● What you should do: Both ends included, set down the lines from the line containing "Read all visible content and emit it as JSON." through the last line of the records below, without pictures.
# Start of Exercise materials
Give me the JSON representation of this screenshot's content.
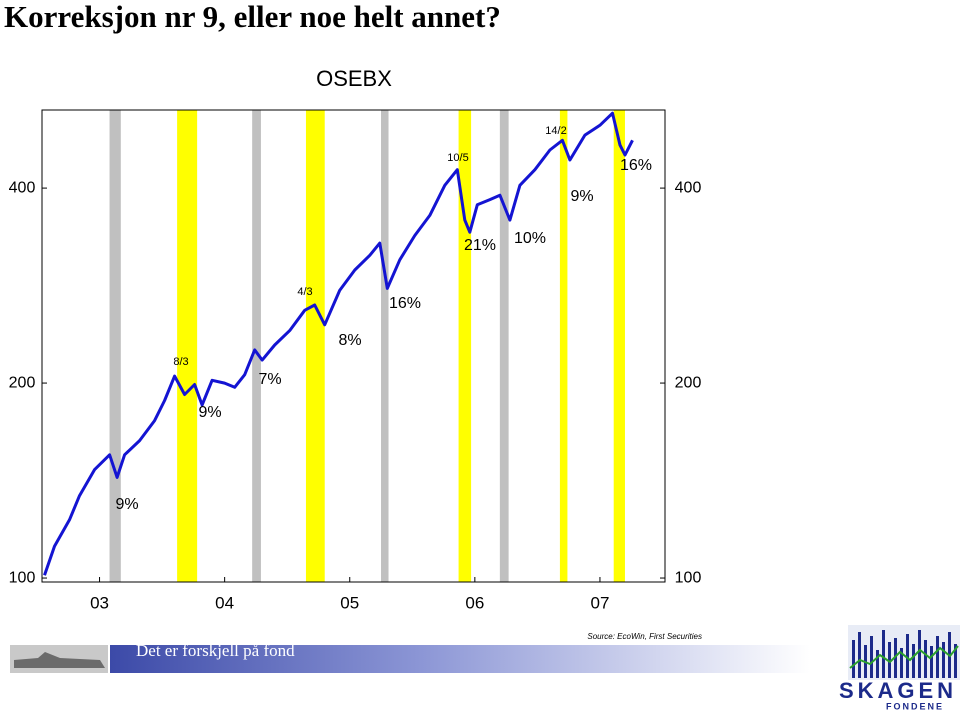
{
  "page": {
    "title": "Korreksjon nr 9, eller noe helt annet?"
  },
  "chart_data": {
    "type": "line",
    "title": "OSEBX",
    "log_scale": true,
    "xlim": [
      2003.04,
      2008.02
    ],
    "xticks": [
      {
        "value": 2003.5,
        "label": "03"
      },
      {
        "value": 2004.5,
        "label": "04"
      },
      {
        "value": 2005.5,
        "label": "05"
      },
      {
        "value": 2006.5,
        "label": "06"
      },
      {
        "value": 2007.5,
        "label": "07"
      }
    ],
    "ylim": [
      98.6,
      528
    ],
    "yticks": [
      100,
      200,
      400
    ],
    "series": [
      {
        "name": "OSEBX",
        "color": "#1414d2",
        "x": [
          2003.06,
          2003.14,
          2003.26,
          2003.34,
          2003.46,
          2003.58,
          2003.64,
          2003.7,
          2003.82,
          2003.94,
          2004.02,
          2004.1,
          2004.18,
          2004.26,
          2004.32,
          2004.4,
          2004.5,
          2004.58,
          2004.66,
          2004.74,
          2004.8,
          2004.9,
          2005.02,
          2005.14,
          2005.22,
          2005.3,
          2005.42,
          2005.54,
          2005.66,
          2005.74,
          2005.8,
          2005.9,
          2006.02,
          2006.14,
          2006.26,
          2006.36,
          2006.42,
          2006.46,
          2006.52,
          2006.62,
          2006.7,
          2006.78,
          2006.86,
          2006.98,
          2007.1,
          2007.2,
          2007.26,
          2007.38,
          2007.5,
          2007.6,
          2007.66,
          2007.7,
          2007.76
        ],
        "values": [
          101,
          112,
          123,
          134,
          147,
          155,
          143,
          155,
          163,
          175,
          188,
          205,
          192,
          199,
          185,
          202,
          200,
          197,
          206,
          225,
          217,
          229,
          241,
          259,
          264,
          246,
          278,
          299,
          315,
          329,
          280,
          310,
          338,
          363,
          404,
          427,
          357,
          342,
          377,
          384,
          390,
          357,
          404,
          427,
          458,
          474,
          442,
          483,
          500,
          522,
          466,
          450,
          474
        ]
      }
    ],
    "bands": [
      {
        "color": "#c0c0c0",
        "x": [
          2003.58,
          2003.67
        ]
      },
      {
        "color": "#ffff00",
        "x": [
          2004.12,
          2004.28
        ]
      },
      {
        "color": "#c0c0c0",
        "x": [
          2004.72,
          2004.79
        ]
      },
      {
        "color": "#ffff00",
        "x": [
          2005.15,
          2005.3
        ]
      },
      {
        "color": "#c0c0c0",
        "x": [
          2005.75,
          2005.81
        ]
      },
      {
        "color": "#ffff00",
        "x": [
          2006.37,
          2006.47
        ]
      },
      {
        "color": "#c0c0c0",
        "x": [
          2006.7,
          2006.77
        ]
      },
      {
        "color": "#ffff00",
        "x": [
          2007.18,
          2007.24
        ]
      },
      {
        "color": "#ffff00",
        "x": [
          2007.61,
          2007.7
        ]
      }
    ],
    "annotations": [
      "9%",
      "8/3",
      "9%",
      "7%",
      "4/3",
      "8%",
      "16%",
      "10/5",
      "21%",
      "10%",
      "14/2",
      "9%",
      "16%"
    ],
    "source": "Source: EcoWin, First Securities"
  },
  "footer": {
    "slogan": "Det er forskjell på fond",
    "logo": "SKAGEN",
    "logo_sub": "FONDENE"
  }
}
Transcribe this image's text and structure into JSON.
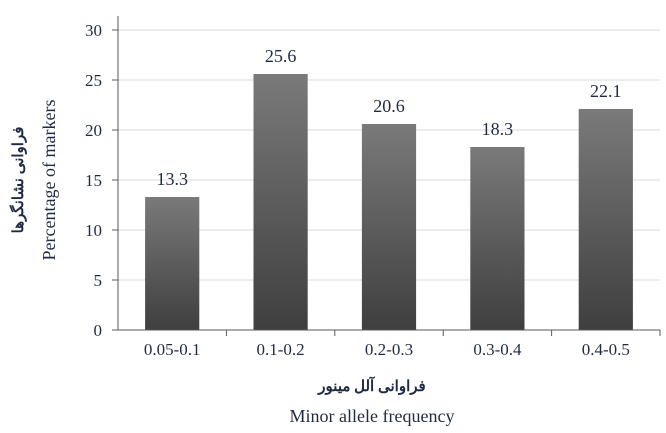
{
  "chart_data": {
    "type": "bar",
    "categories": [
      "0.05-0.1",
      "0.1-0.2",
      "0.2-0.3",
      "0.3-0.4",
      "0.4-0.5"
    ],
    "values": [
      13.3,
      25.6,
      20.6,
      18.3,
      22.1
    ],
    "data_labels": [
      "13.3",
      "25.6",
      "20.6",
      "18.3",
      "22.1"
    ],
    "title": "",
    "xlabel": "Minor allele frequency",
    "xlabel_fa": "فراوانی آلل مینور",
    "ylabel": "Percentage of markers",
    "ylabel_fa": "فراوانی نشانگرها",
    "ylim": [
      0,
      30
    ],
    "yticks": [
      0,
      5,
      10,
      15,
      20,
      25,
      30
    ],
    "grid": true,
    "legend": "none",
    "colors": {
      "bar_top": "#7a7a7a",
      "bar_bottom": "#3f3f3f",
      "grid": "#d9d9d9",
      "axis": "#595959",
      "text": "#1f2a44"
    }
  }
}
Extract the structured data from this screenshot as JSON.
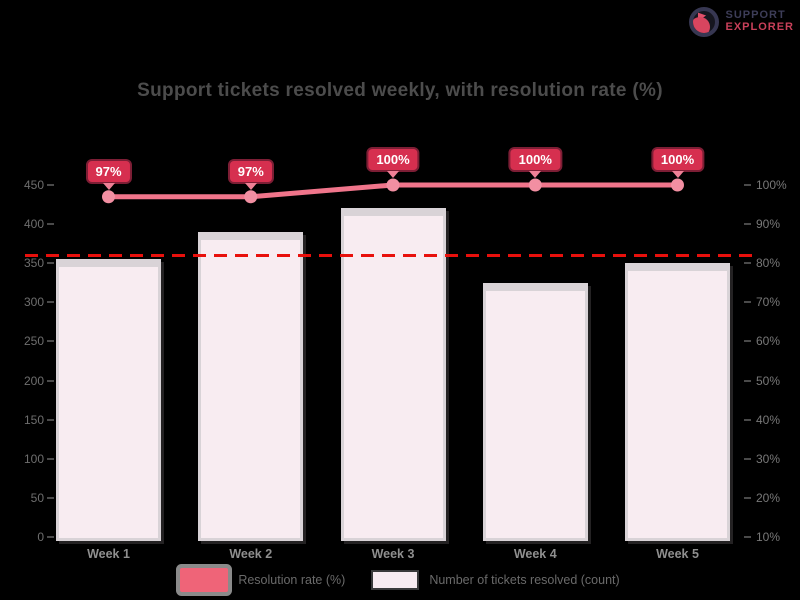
{
  "logo": {
    "brand_top": "SUPPORT",
    "brand_bottom": "EXPLORER"
  },
  "title": "Support tickets resolved weekly, with resolution rate (%)",
  "chart_data": {
    "type": "bar",
    "title": "Support tickets resolved weekly, with resolution rate (%)",
    "categories": [
      "Week 1",
      "Week 2",
      "Week 3",
      "Week 4",
      "Week 5"
    ],
    "series": [
      {
        "name": "Number of tickets resolved (count)",
        "type": "bar",
        "axis": "left",
        "values": [
          355,
          390,
          420,
          325,
          350
        ],
        "color": "#f8ecf1"
      },
      {
        "name": "Resolution rate (%)",
        "type": "line",
        "axis": "right",
        "values": [
          97,
          97,
          100,
          100,
          100
        ],
        "point_labels": [
          "97%",
          "97%",
          "100%",
          "100%",
          "100%"
        ],
        "color": "#f0758b",
        "marker_color": "#f28fa2"
      }
    ],
    "target_line": {
      "value": 360,
      "color": "#e8100c",
      "style": "dashed"
    },
    "left_axis": {
      "ticks": [
        "450",
        "400",
        "350",
        "300",
        "250",
        "200",
        "150",
        "100",
        "50",
        "0"
      ],
      "range": [
        0,
        450
      ]
    },
    "right_axis": {
      "ticks": [
        "100%",
        "90%",
        "80%",
        "70%",
        "60%",
        "50%",
        "40%",
        "30%",
        "20%",
        "10%"
      ],
      "range": [
        10,
        100
      ]
    },
    "grid": false,
    "legend_position": "bottom"
  },
  "legend": {
    "items": [
      {
        "label": "Resolution rate (%)",
        "swatch_color": "#ef6478"
      },
      {
        "label": "Number of tickets resolved (count)",
        "swatch_color": "#f8ecf1"
      }
    ]
  },
  "colors": {
    "background": "#000000",
    "title_text": "#4c4c4c",
    "bar_fill": "#f8ecf1",
    "bar_border": "#d9d3d7",
    "target_red": "#e8100c",
    "line_pink": "#f0758b",
    "badge_bg": "#d62f4f",
    "badge_border": "#7d1e35"
  }
}
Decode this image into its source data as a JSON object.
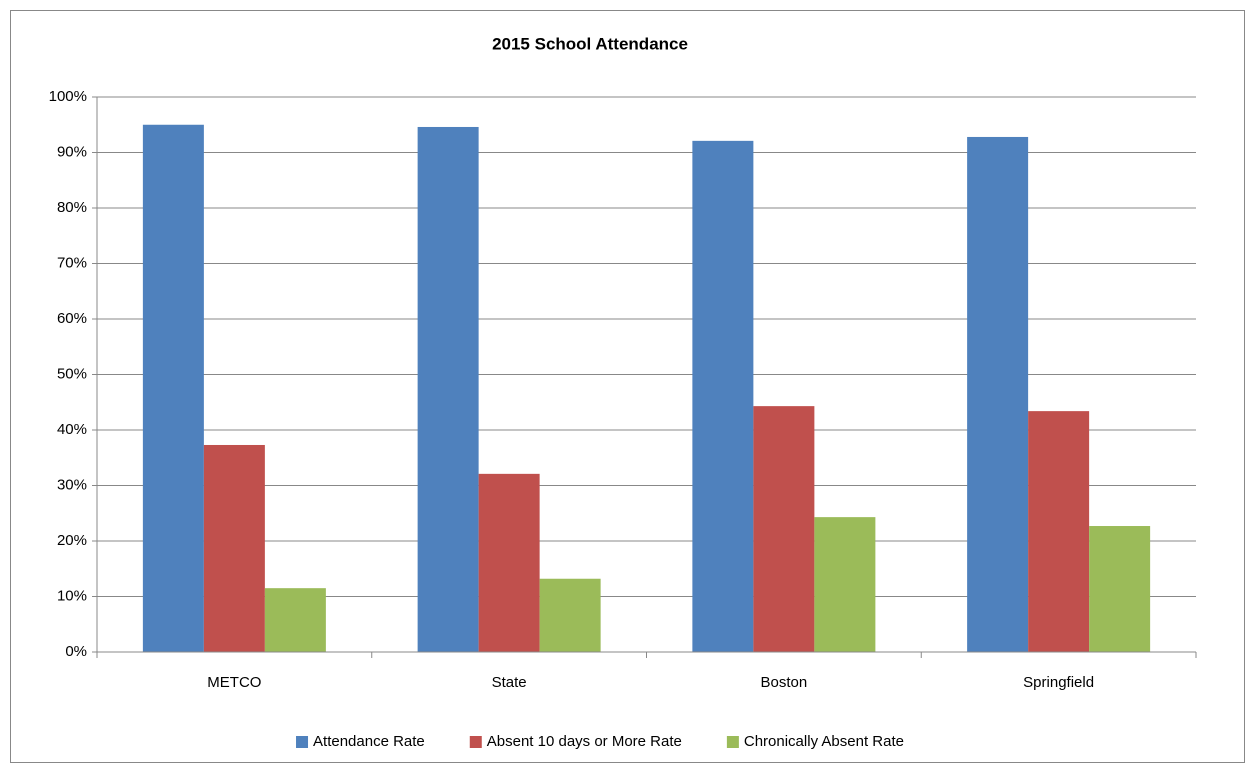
{
  "chart_data": {
    "type": "bar",
    "title": "2015 School Attendance",
    "categories": [
      "METCO",
      "State",
      "Boston",
      "Springfield"
    ],
    "series": [
      {
        "name": "Attendance Rate",
        "color": "#4f81bd",
        "values": [
          95.0,
          94.6,
          92.1,
          92.8
        ]
      },
      {
        "name": "Absent 10 days or More Rate",
        "color": "#c0504d",
        "values": [
          37.3,
          32.1,
          44.3,
          43.4
        ]
      },
      {
        "name": "Chronically Absent Rate",
        "color": "#9bbb59",
        "values": [
          11.5,
          13.2,
          24.3,
          22.7
        ]
      }
    ],
    "ylim": [
      0,
      100
    ],
    "yticks": [
      {
        "value": 0,
        "label": "0%"
      },
      {
        "value": 10,
        "label": "10%"
      },
      {
        "value": 20,
        "label": "20%"
      },
      {
        "value": 30,
        "label": "30%"
      },
      {
        "value": 40,
        "label": "40%"
      },
      {
        "value": 50,
        "label": "50%"
      },
      {
        "value": 60,
        "label": "60%"
      },
      {
        "value": 70,
        "label": "70%"
      },
      {
        "value": 80,
        "label": "80%"
      },
      {
        "value": 90,
        "label": "90%"
      },
      {
        "value": 100,
        "label": "100%"
      }
    ],
    "grid": true,
    "legend": "bottom"
  }
}
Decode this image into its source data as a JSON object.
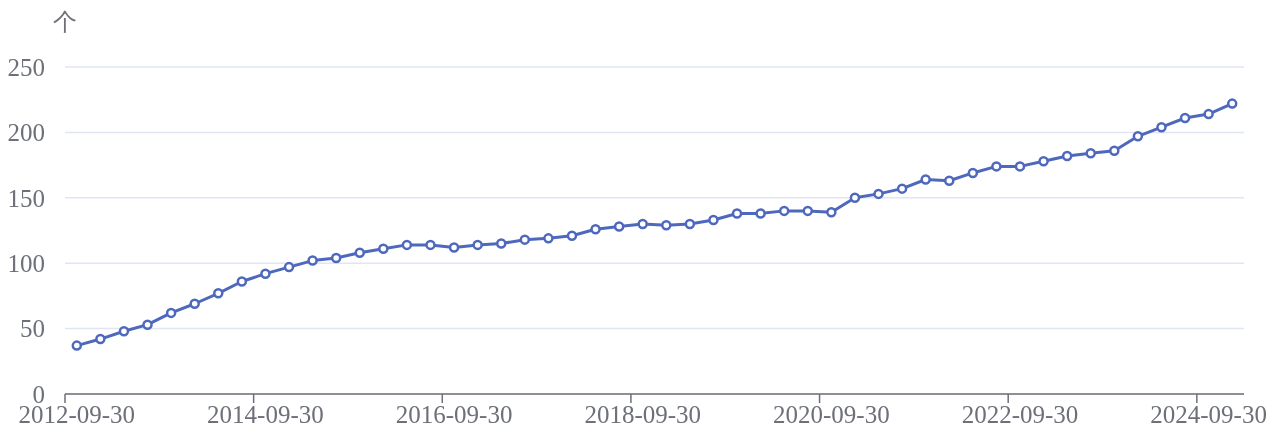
{
  "chart_data": {
    "type": "line",
    "ylabel": "个",
    "categories": [
      "2012-09-30",
      null,
      null,
      null,
      null,
      null,
      null,
      null,
      "2014-09-30",
      null,
      null,
      null,
      null,
      null,
      null,
      null,
      "2016-09-30",
      null,
      null,
      null,
      null,
      null,
      null,
      null,
      "2018-09-30",
      null,
      null,
      null,
      null,
      null,
      null,
      null,
      "2020-09-30",
      null,
      null,
      null,
      null,
      null,
      null,
      null,
      "2022-09-30",
      null,
      null,
      null,
      null,
      null,
      null,
      null,
      "2024-09-30",
      null
    ],
    "values": [
      37,
      42,
      48,
      53,
      62,
      69,
      77,
      86,
      92,
      97,
      102,
      104,
      108,
      111,
      114,
      114,
      112,
      114,
      115,
      118,
      119,
      121,
      126,
      128,
      130,
      129,
      130,
      133,
      138,
      138,
      140,
      140,
      139,
      150,
      153,
      157,
      164,
      163,
      169,
      174,
      174,
      178,
      182,
      184,
      186,
      197,
      204,
      211,
      214,
      222
    ],
    "color": "#4e68bd",
    "ylim": [
      0,
      250
    ],
    "yticks": [
      0,
      50,
      100,
      150,
      200,
      250
    ],
    "grid": "y",
    "marker": "circle",
    "line_style": "solid"
  }
}
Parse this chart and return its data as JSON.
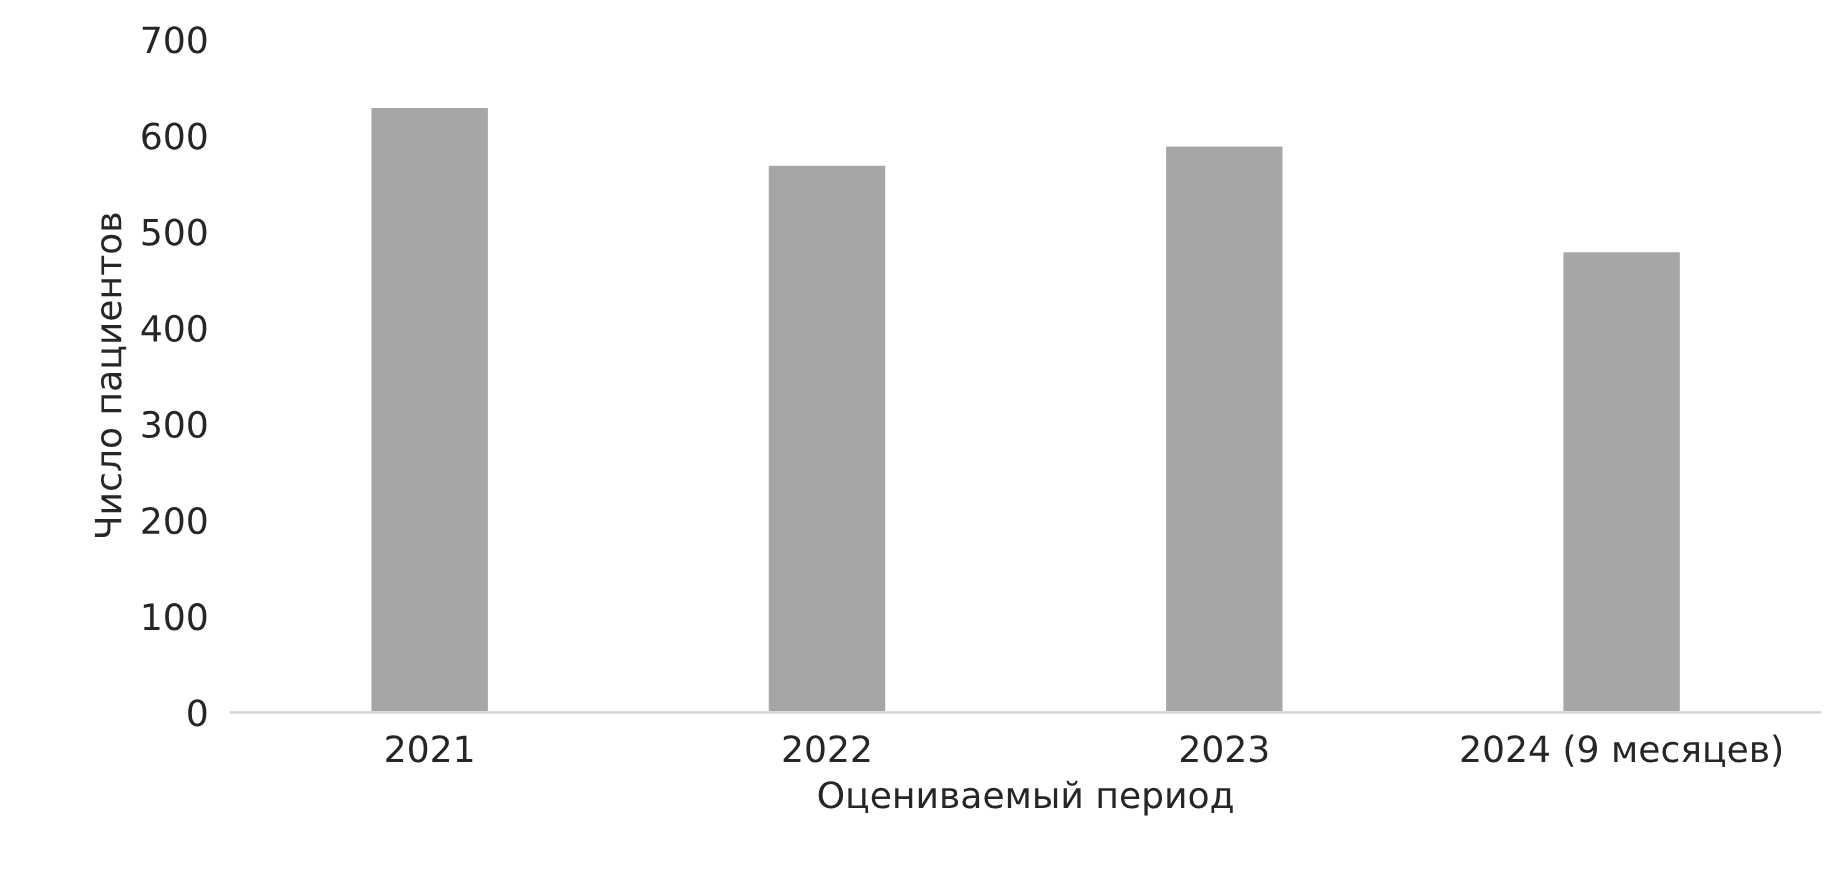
{
  "chart_data": {
    "type": "bar",
    "xlabel": "Оцениваемый период",
    "ylabel": "Число пациентов",
    "categories": [
      "2021",
      "2022",
      "2023",
      "2024 (9 месяцев)"
    ],
    "values": [
      630,
      570,
      590,
      480
    ],
    "color": "#a6a6a6",
    "ylim": [
      0,
      700
    ],
    "yticks": [
      0,
      100,
      200,
      300,
      400,
      500,
      600,
      700
    ],
    "grid": false
  }
}
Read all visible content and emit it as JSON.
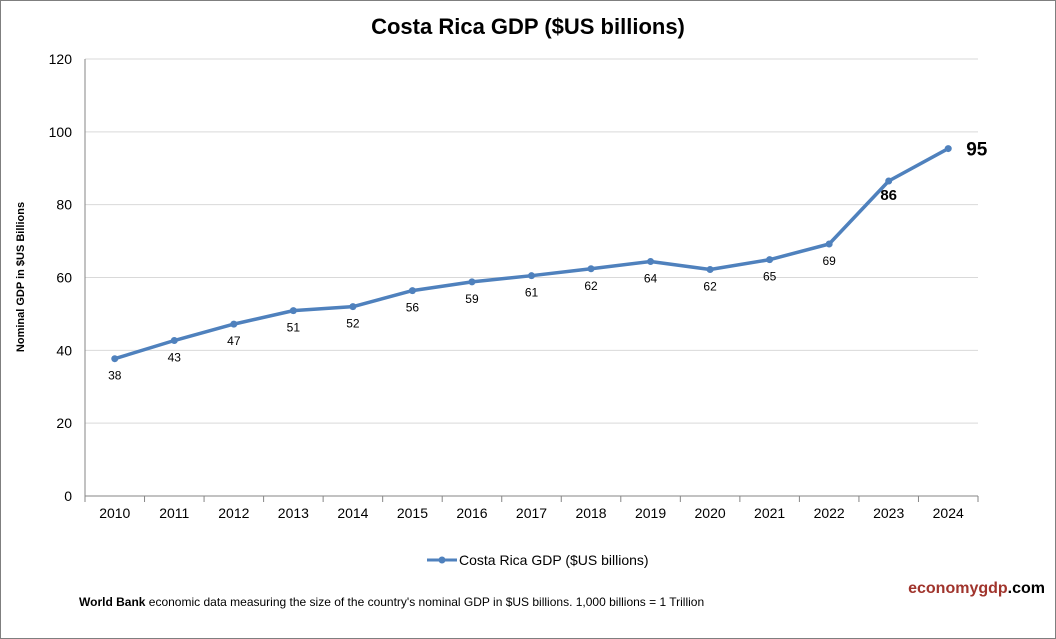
{
  "chart_data": {
    "type": "line",
    "title": "Costa Rica GDP ($US billions)",
    "xlabel": "",
    "ylabel": "Nominal GDP in $US Billions",
    "categories": [
      "2010",
      "2011",
      "2012",
      "2013",
      "2014",
      "2015",
      "2016",
      "2017",
      "2018",
      "2019",
      "2020",
      "2021",
      "2022",
      "2023",
      "2024"
    ],
    "series": [
      {
        "name": "Costa Rica GDP ($US billions)",
        "values": [
          37.7,
          42.7,
          47.2,
          50.9,
          52.0,
          56.4,
          58.8,
          60.5,
          62.4,
          64.4,
          62.2,
          64.9,
          69.2,
          86.5,
          95.4
        ],
        "data_labels": [
          "38",
          "43",
          "47",
          "51",
          "52",
          "56",
          "59",
          "61",
          "62",
          "64",
          "62",
          "65",
          "69",
          "86",
          "95"
        ],
        "color": "#4f81bd"
      }
    ],
    "ylim": [
      0,
      120
    ],
    "yticks": [
      0,
      20,
      40,
      60,
      80,
      100,
      120
    ],
    "grid": true,
    "legend": "bottom"
  },
  "footer": {
    "source_bold": "World Bank",
    "source_text": " economic data  measuring the size of the country's nominal GDP in $US billions. 1,000 billions = 1 Trillion"
  },
  "logo": {
    "part1": "economygdp",
    "part2": ".com",
    "color": "#a0342c"
  }
}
# End of Exercise materials
● Written response:
Read all visible content and emit it as JSON.
{
  "chart_data": {
    "type": "line",
    "title": "Costa Rica GDP ($US billions)",
    "xlabel": "",
    "ylabel": "Nominal GDP in $US Billions",
    "categories": [
      "2010",
      "2011",
      "2012",
      "2013",
      "2014",
      "2015",
      "2016",
      "2017",
      "2018",
      "2019",
      "2020",
      "2021",
      "2022",
      "2023",
      "2024"
    ],
    "series": [
      {
        "name": "Costa Rica GDP ($US billions)",
        "values": [
          37.7,
          42.7,
          47.2,
          50.9,
          52.0,
          56.4,
          58.8,
          60.5,
          62.4,
          64.4,
          62.2,
          64.9,
          69.2,
          86.5,
          95.4
        ],
        "data_labels": [
          "38",
          "43",
          "47",
          "51",
          "52",
          "56",
          "59",
          "61",
          "62",
          "64",
          "62",
          "65",
          "69",
          "86",
          "95"
        ],
        "color": "#4f81bd"
      }
    ],
    "ylim": [
      0,
      120
    ],
    "yticks": [
      0,
      20,
      40,
      60,
      80,
      100,
      120
    ],
    "grid": true,
    "legend": "bottom"
  },
  "footer": {
    "source_bold": "World Bank",
    "source_text": " economic data  measuring the size of the country's nominal GDP in $US billions. 1,000 billions = 1 Trillion"
  },
  "logo": {
    "part1": "economygdp",
    "part2": ".com",
    "color": "#a0342c"
  }
}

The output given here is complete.